→ **The task**
Search the records that follow and extract every line containing the string "katolická".
"""
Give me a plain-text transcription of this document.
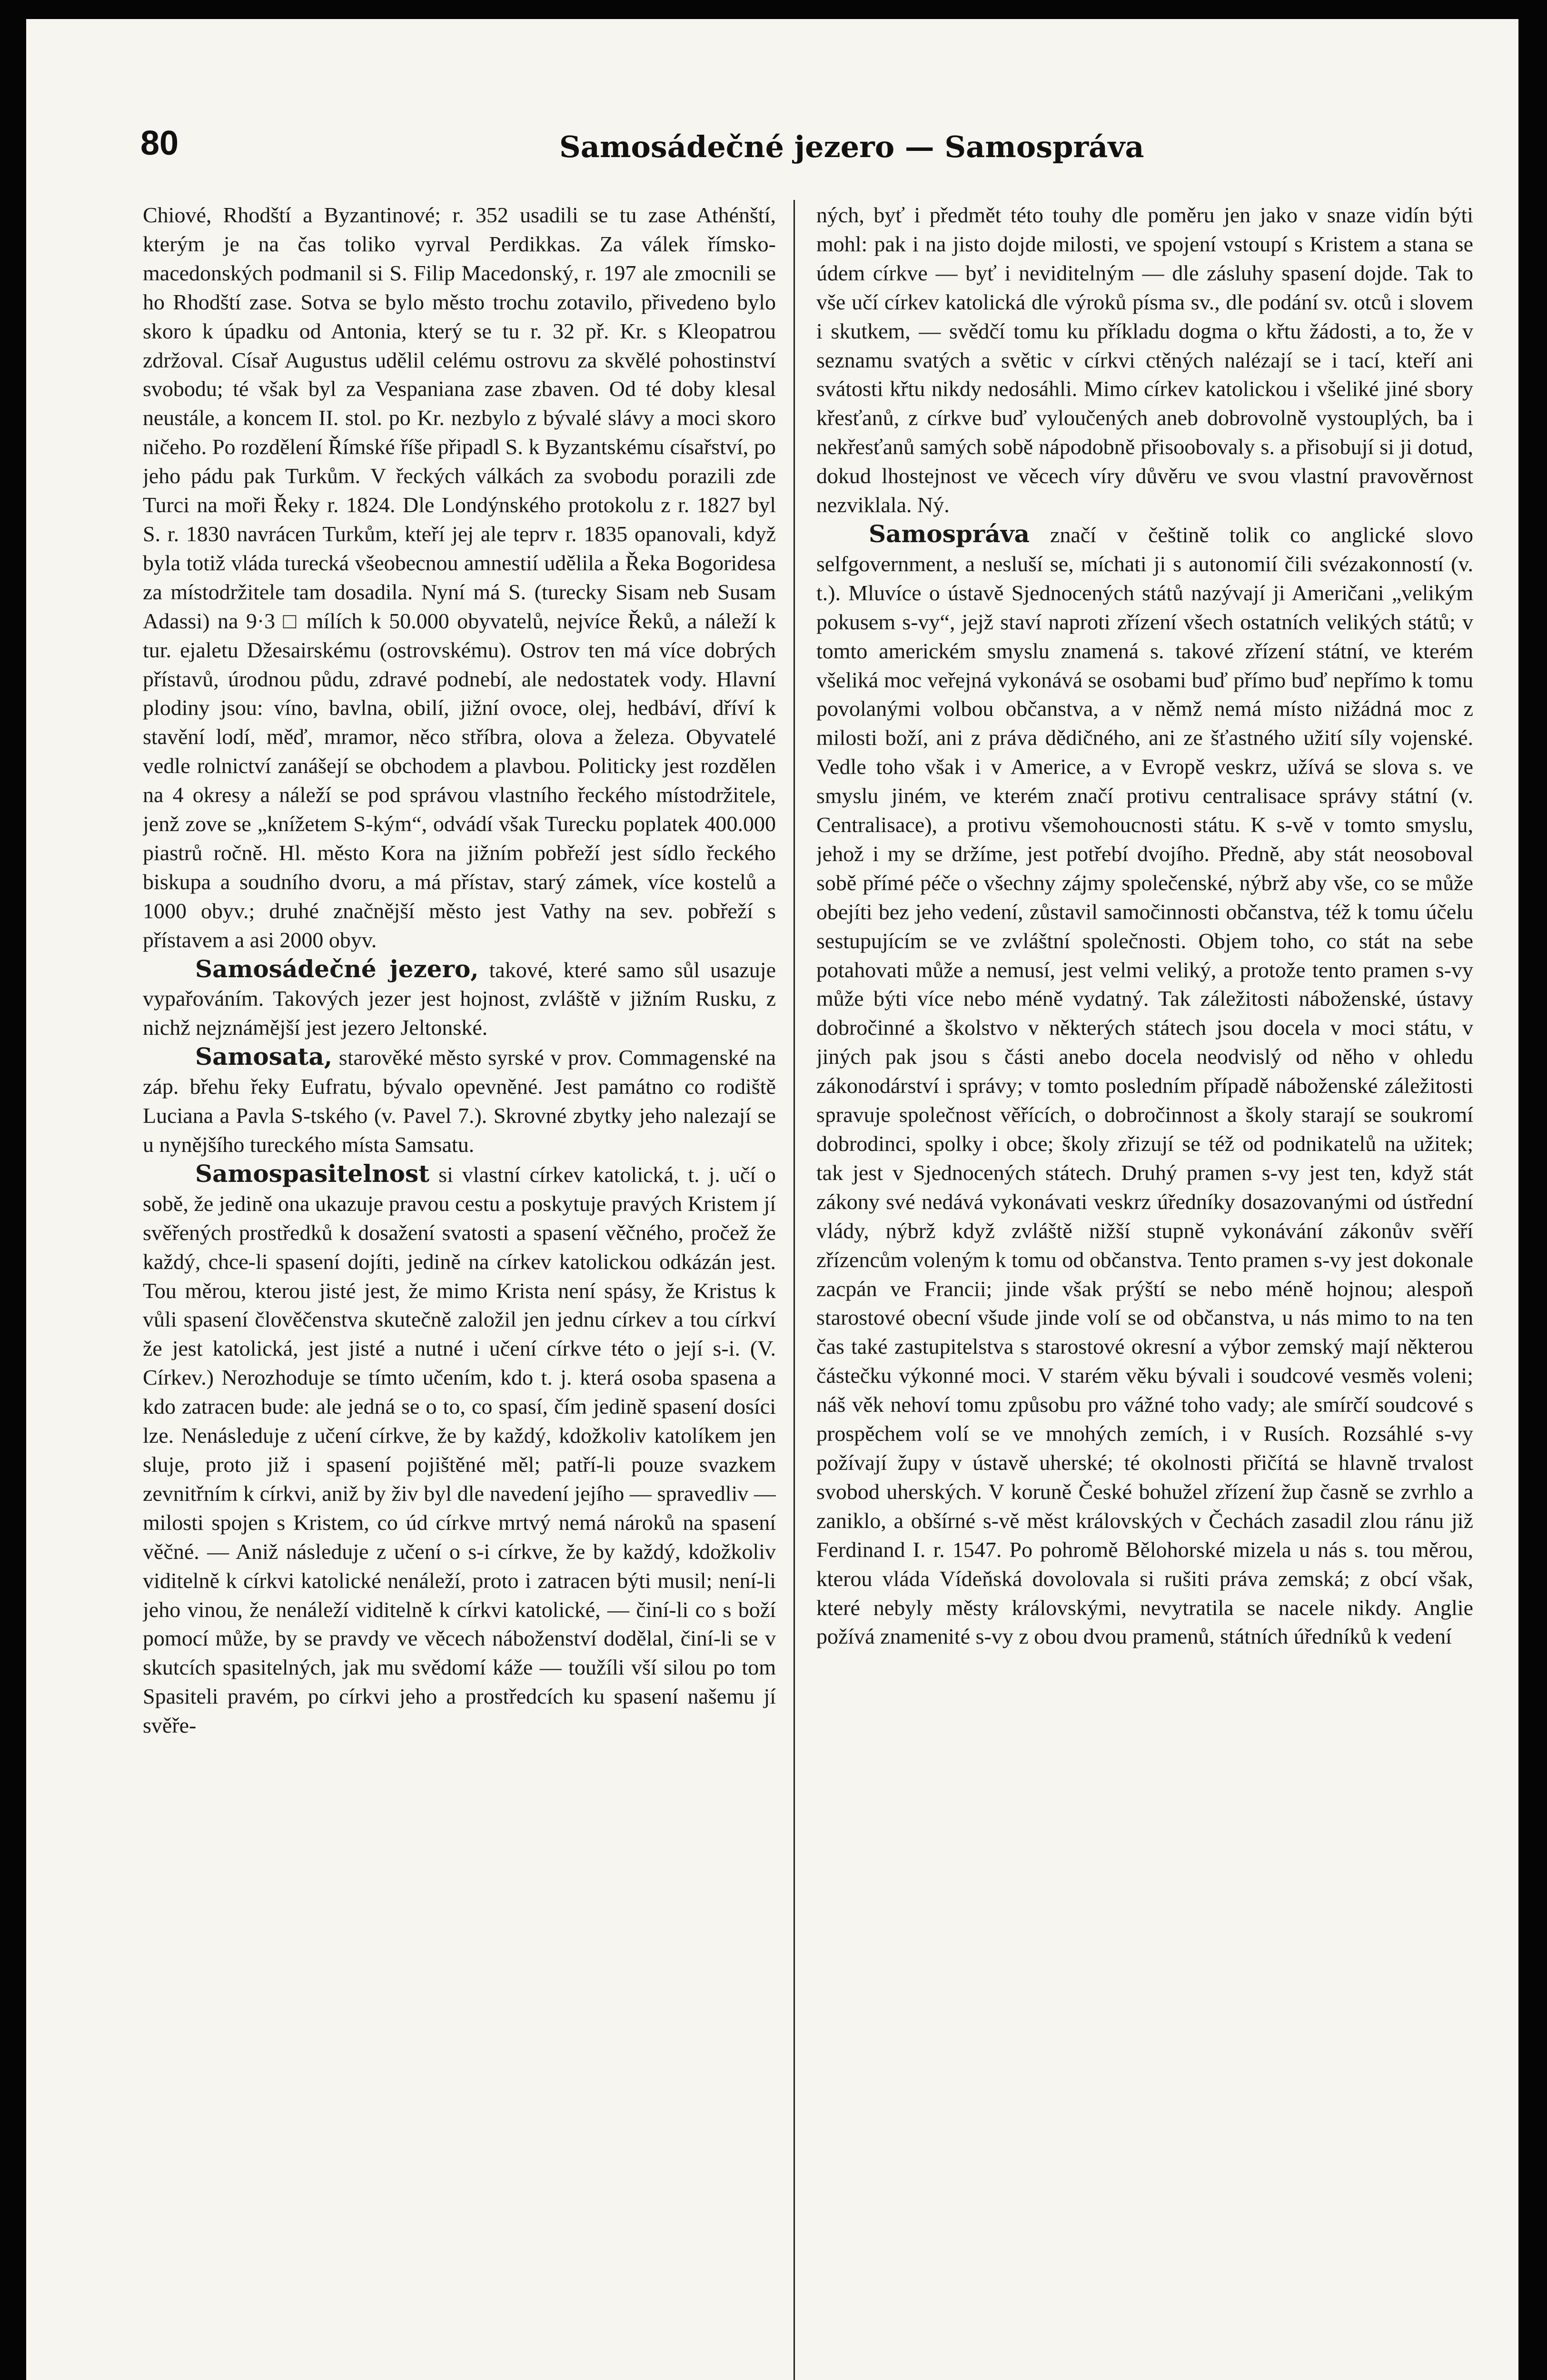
80	Samosádečné jezero — Samospráva

Chiové, Rhodští a Byzantinové; r. 352 usadili se tu zase Athénští, kterým je na čas toliko vyrval Perdikkas. Za válek římsko-macedonských podmanil si S. Filip Macedonský, r. 197 ale zmocnili se ho Rhodští zase. Sotva se bylo město trochu zotavilo, přivedeno bylo skoro k úpadku od Antonia, který se tu r. 32 př. Kr. s Kleopatrou zdržoval. Císař Augustus udělil celému ostrovu za skvělé pohostinství svobodu; té však byl za Vespaniana zase zbaven. Od té doby klesal neustále, a koncem II. stol. po Kr. nezbylo z bývalé slávy a moci skoro ničeho. Po rozdělení Římské říše připadl S. k Byzantskému císařství, po jeho pádu pak Turkům. V řeckých válkách za svobodu porazili zde Turci na moři Řeky r. 1824. Dle Londýnského protokolu z r. 1827 byl S. r. 1830 navrácen Turkům, kteří jej ale teprv r. 1835 opanovali, když byla totiž vláda turecká všeobecnou amnestií udělila a Řeka Bogoridesa za místodržitele tam dosadila. Nyní má S. (turecky Sisam neb Susam Adassi) na 9·3 □ mílích k 50.000 obyvatelů, nejvíce Řeků, a náleží k tur. ejaletu Džesairskému (ostrovskému). Ostrov ten má více dobrých přístavů, úrodnou půdu, zdravé podnebí, ale nedostatek vody. Hlavní plodiny jsou: víno, bavlna, obilí, jižní ovoce, olej, hedbáví, dříví k stavění lodí, měď, mramor, něco stříbra, olova a železa. Obyvatelé vedle rolnictví zanášejí se obchodem a plavbou. Politicky jest rozdělen na 4 okresy a náleží se pod správou vlastního řeckého místodržitele, jenž zove se „knížetem S-kým“, odvádí však Turecku poplatek 400.000 piastrů ročně. Hl. město Kora na jižním pobřeží jest sídlo řeckého biskupa a soudního dvoru, a má přístav, starý zámek, více kostelů a 1000 obyv.; druhé značnější město jest Vathy na sev. pobřeží s přístavem a asi 2000 obyv.

Samosádečné jezero, takové, které samo sůl usazuje vypařováním. Takových jezer jest hojnost, zvláště v jižním Rusku, z nichž nejznámější jest jezero Jeltonské.

Samosata, starověké město syrské v prov. Commagenské na záp. břehu řeky Eufratu, bývalo opevněné. Jest památno co rodiště Luciana a Pavla S-tského (v. Pavel 7.). Skrovné zbytky jeho nalezají se u nynějšího tureckého místa Samsatu.

Samospasitelnost si vlastní církev katolická, t. j. učí o sobě, že jedině ona ukazuje pravou cestu a poskytuje pravých Kristem jí svěřených prostředků k dosažení svatosti a spasení věčného, pročež že každý, chce-li spasení dojíti, jedině na církev katolickou odkázán jest. Tou měrou, kterou jisté jest, že mimo Krista není spásy, že Kristus k vůli spasení člověčenstva skutečně založil jen jednu církev a tou církví že jest katolická, jest jisté a nutné i učení církve této o její s-i. (V. Církev.) Nerozhoduje se tímto učením, kdo t. j. která osoba spasena a kdo zatracen bude: ale jedná se o to, co spasí, čím jedině spasení dosíci lze. Nenásleduje z učení církve, že by každý, kdožkoliv katolíkem jen sluje, proto již i spasení pojištěné měl; patří-li pouze svazkem zevnitřním k církvi, aniž by živ byl dle navedení jejího — spravedliv — milosti spojen s Kristem, co úd církve mrtvý nemá nároků na spasení věčné. — Aniž následuje z učení o s-i církve, že by každý, kdožkoliv viditelně k církvi katolické nenáleží, proto i zatracen býti musil; není-li jeho vinou, že nenáleží viditelně k církvi katolické, — činí-li co s boží pomocí může, by se pravdy ve věcech náboženství dodělal, činí-li se v skutcích spasitelných, jak mu svědomí káže — toužíli vší silou po tom Spasiteli pravém, po církvi jeho a prostředcích ku spasení našemu jí svěře-

ných, byť i předmět této touhy dle poměru jen jako v snaze vidín býti mohl: pak i na jisto dojde milosti, ve spojení vstoupí s Kristem a stana se údem církve — byť i neviditelným — dle zásluhy spasení dojde. Tak to vše učí církev katolická dle výroků písma sv., dle podání sv. otců i slovem i skutkem, — svědčí tomu ku příkladu dogma o křtu žádosti, a to, že v seznamu svatých a světic v církvi ctěných nalézají se i tací, kteří ani svátosti křtu nikdy nedosáhli. Mimo církev katolickou i všeliké jiné sbory křesťanů, z církve buď vyloučených aneb dobrovolně vystouplých, ba i nekřesťanů samých sobě nápodobně přisoobovaly s. a přisobují si ji dotud, dokud lhostejnost ve věcech víry důvěru ve svou vlastní pravověrnost nezviklala. Ný.

Samospráva značí v češtině tolik co anglické slovo selfgovernment, a nesluší se, míchati ji s autonomií čili svézakonností (v. t.). Mluvíce o ústavě Sjednocených států nazývají ji Američani „velikým pokusem s-vy“, jejž staví naproti zřízení všech ostatních velikých států; v tomto americkém smyslu znamená s. takové zřízení státní, ve kterém všeliká moc veřejná vykonává se osobami buď přímo buď nepřímo k tomu povolanými volbou občanstva, a v němž nemá místo nižádná moc z milosti boží, ani z práva dědičného, ani ze šťastného užití síly vojenské. Vedle toho však i v Americe, a v Evropě veskrz, užívá se slova s. ve smyslu jiném, ve kterém značí protivu centralisace správy státní (v. Centralisace), a protivu všemohoucnosti státu. K s-vě v tomto smyslu, jehož i my se držíme, jest potřebí dvojího. Předně, aby stát neosoboval sobě přímé péče o všechny zájmy společenské, nýbrž aby vše, co se může obejíti bez jeho vedení, zůstavil samočinnosti občanstva, též k tomu účelu sestupujícím se ve zvláštní společnosti. Objem toho, co stát na sebe potahovati může a nemusí, jest velmi veliký, a protože tento pramen s-vy může býti více nebo méně vydatný. Tak záležitosti náboženské, ústavy dobročinné a školstvo v některých státech jsou docela v moci státu, v jiných pak jsou s části anebo docela neodvislý od něho v ohledu zákonodárství i správy; v tomto posledním případě náboženské záležitosti spravuje společnost věřících, o dobročinnost a školy starají se soukromí dobrodinci, spolky i obce; školy zřizují se též od podnikatelů na užitek; tak jest v Sjednocených státech. Druhý pramen s-vy jest ten, když stát zákony své nedává vykonávati veskrz úředníky dosazovanými od ústřední vlády, nýbrž když zvláště nižší stupně vykonávání zákonův svěří zřízencům voleným k tomu od občanstva. Tento pramen s-vy jest dokonale zacpán ve Francii; jinde však prýští se nebo méně hojnou; alespoň starostové obecní všude jinde volí se od občanstva, u nás mimo to na ten čas také zastupitelstva s starostové okresní a výbor zemský mají některou částečku výkonné moci. V starém věku bývali i soudcové vesměs voleni; náš věk nehoví tomu způsobu pro vážné toho vady; ale smírčí soudcové s prospěchem volí se ve mnohých zemích, i v Rusích. Rozsáhlé s-vy požívají župy v ústavě uherské; té okolnosti přičítá se hlavně trvalost svobod uherských. V koruně České bohužel zřízení žup časně se zvrhlo a zaniklo, a obšírné s-vě měst královských v Čechách zasadil zlou ránu již Ferdinand I. r. 1547. Po pohromě Bělohorské mizela u nás s. tou měrou, kterou vláda Vídeňská dovolovala si rušiti práva zemská; z obcí však, které nebyly městy královskými, nevytratila se nacele nikdy. Anglie požívá znamenité s-vy z obou dvou pramenů, státních úředníků k vedení
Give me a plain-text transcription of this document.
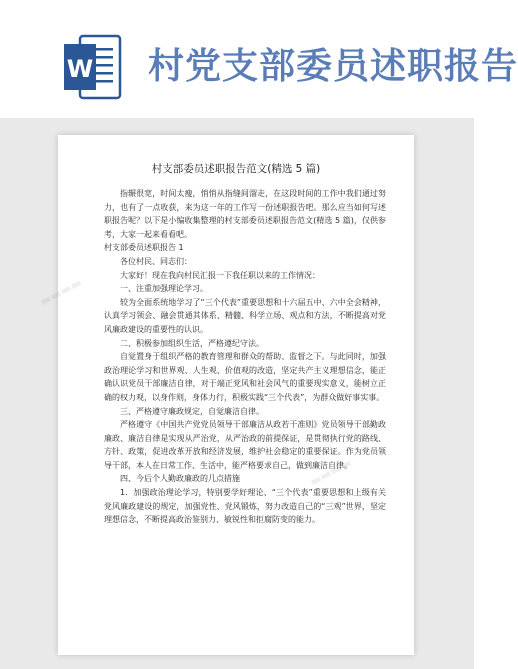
W 村党支部委员述职报告
▬▬▬▬
▬▬▬▬
村支部委员述职报告范文(精选 5 篇)

指辗很宽，时间太瘦，悄悄从指缝间溜走，在这段时间的工作中我们通过努力，也有了一点收获，来为这一年的工作写一份述职报告吧。那么应当如何写述职报告呢？以下是小编收集整理的村支部委员述职报告范文(精选 5 篇)，仅供参考，大家一起来看看吧。

村支部委员述职报告 1

各位村民、同志们：

大家好！现在我向村民汇报一下我任职以来的工作情况：

一、注重加强理论学习。

较为全面系统地学习了“三个代表”重要思想和十六届五中、六中全会精神，认真学习领会、融会贯通其体系、精髓、科学立场、观点和方法，不断提高对党风廉政建设的重要性的认识。

二、积极参加组织生活，严格遵纪守法。

自觉置身于组织严格的教育管理和群众的帮助、监督之下。与此同时，加强政治理论学习和世界观、人生观、价值观的改造，坚定共产主义理想信念，能正确认识党员干部廉洁自律，对于端正党风和社会风气的重要现实意义，能树立正确的权力观，以身作则，身体力行，积极实践“三个代表”，为群众做好事实事。

三、严格遵守廉政规定，自觉廉洁自律。

严格遵守《中国共产党党员领导干部廉洁从政若干准则》党员领导干部勤政廉政、廉洁自律是实现从严治党，从严治政的前提保证，是贯彻执行党的路线、方针、政策，促进改革开放和经济发展，维护社会稳定的重要保证。作为党员领导干部，本人在日常工作、生活中，能严格要求自己，做到廉洁自律。

四、今后个人勤政廉政的几点措施

1．加强政治理论学习，特别要学好理论、“三个代表”重要思想和上级有关党风廉政建设的规定，加强党性、党风锻炼，努力改造自己的“三观”世界，坚定理想信念，不断提高政治鉴别力、敏锐性和拒腐防变的能力。
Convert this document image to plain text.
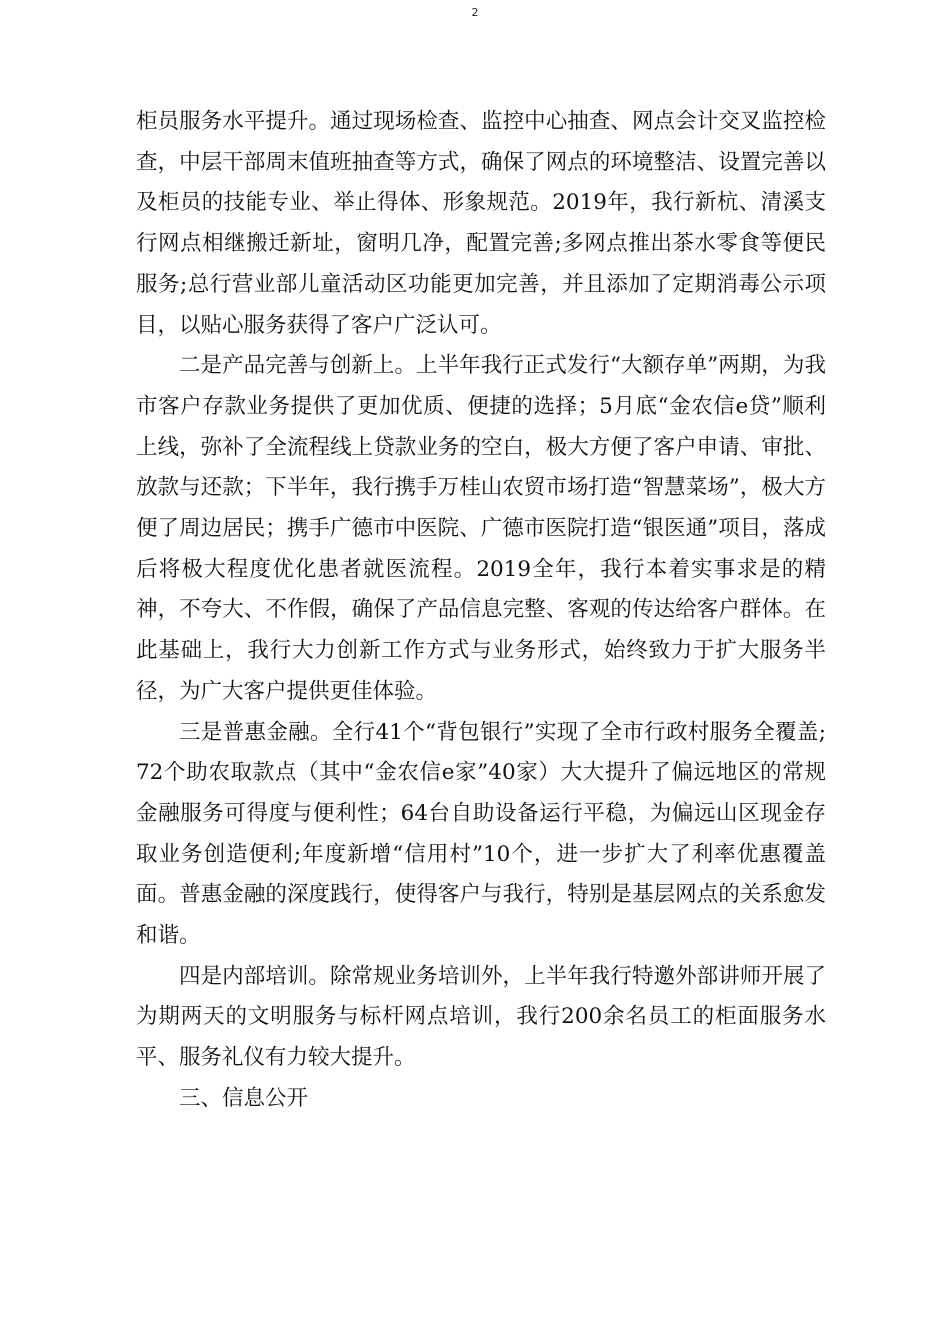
2

柜员服务水平提升。通过现场检查、监控中心抽查、网点会计交叉监控检查，中层干部周末值班抽查等方式，确保了网点的环境整洁、设置完善以及柜员的技能专业、举止得体、形象规范。2019年，我行新杭、清溪支行网点相继搬迁新址，窗明几净，配置完善;多网点推出茶水零食等便民服务;总行营业部儿童活动区功能更加完善，并且添加了定期消毒公示项目，以贴心服务获得了客户广泛认可。

二是产品完善与创新上。上半年我行正式发行“大额存单”两期，为我市客户存款业务提供了更加优质、便捷的选择；5月底“金农信e贷”顺利上线，弥补了全流程线上贷款业务的空白，极大方便了客户申请、审批、放款与还款；下半年，我行携手万桂山农贸市场打造“智慧菜场”，极大方便了周边居民；携手广德市中医院、广德市医院打造“银医通”项目，落成后将极大程度优化患者就医流程。2019全年，我行本着实事求是的精神，不夸大、不作假，确保了产品信息完整、客观的传达给客户群体。在此基础上，我行大力创新工作方式与业务形式，始终致力于扩大服务半径，为广大客户提供更佳体验。

三是普惠金融。全行41个“背包银行”实现了全市行政村服务全覆盖;72个助农取款点（其中“金农信e家”40家）大大提升了偏远地区的常规金融服务可得度与便利性；64台自助设备运行平稳，为偏远山区现金存取业务创造便利;年度新增“信用村”10个，进一步扩大了利率优惠覆盖面。普惠金融的深度践行，使得客户与我行，特别是基层网点的关系愈发和谐。

四是内部培训。除常规业务培训外，上半年我行特邀外部讲师开展了为期两天的文明服务与标杆网点培训，我行200余名员工的柜面服务水平、服务礼仪有力较大提升。

三、信息公开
"""
→ **Response to this task**
Samospasitelnost si vlastní církev katolická, t. j. učí o sobě, že jedině ona ukazuje pravou cestu a poskytuje pravých Kristem jí svěřených prostředků k dosažení svatosti a spasení věčného, pročež že každý, chce-li spasení dojíti, jedině na církev katolickou odkázán jest. Tou měrou, kterou jisté jest, že mimo Krista není spásy, že Kristus k vůli spasení člověčenstva skutečně založil jen jednu církev a tou církví že jest katolická, jest jisté a nutné i učení církve této o její s-i. (V. Církev.) Nerozhoduje se tímto učením, kdo t. j. která osoba spasena a kdo zatracen bude: ale jedná se o to, co spasí, čím jedině spasení dosíci lze. Nenásleduje z učení církve, že by každý, kdožkoliv katolíkem jen sluje, proto již i spasení pojištěné měl; patří-li pouze svazkem zevnitřním k církvi, aniž by živ byl dle navedení jejího — spravedliv — milosti spojen s Kristem, co úd církve mrtvý nemá nároků na spasení věčné. — Aniž následuje z učení o s-i církve, že by každý, kdožkoliv viditelně k církvi katolické nenáleží, proto i zatracen býti musil; není-li jeho vinou, že nenáleží viditelně k církvi katolické, — činí-li co s boží pomocí může, by se pravdy ve věcech náboženství dodělal, činí-li se v skutcích spasitelných, jak mu svědomí káže — toužíli vší silou po tom Spasiteli pravém, po církvi jeho a prostředcích ku spasení našemu jí svěře-
ných, byť i předmět této touhy dle poměru jen jako v snaze vidín býti mohl: pak i na jisto dojde milosti, ve spojení vstoupí s Kristem a stana se údem církve — byť i neviditelným — dle zásluhy spasení dojde. Tak to vše učí církev katolická dle výroků písma sv., dle podání sv. otců i slovem i skutkem, — svědčí tomu ku příkladu dogma o křtu žádosti, a to, že v seznamu svatých a světic v církvi ctěných nalézají se i tací, kteří ani svátosti křtu nikdy nedosáhli. Mimo církev katolickou i všeliké jiné sbory křesťanů, z církve buď vyloučených aneb dobrovolně vystouplých, ba i nekřesťanů samých sobě nápodobně přisoobovaly s. a přisobují si ji dotud, dokud lhostejnost ve věcech víry důvěru ve svou vlastní pravověrnost nezviklala. Ný.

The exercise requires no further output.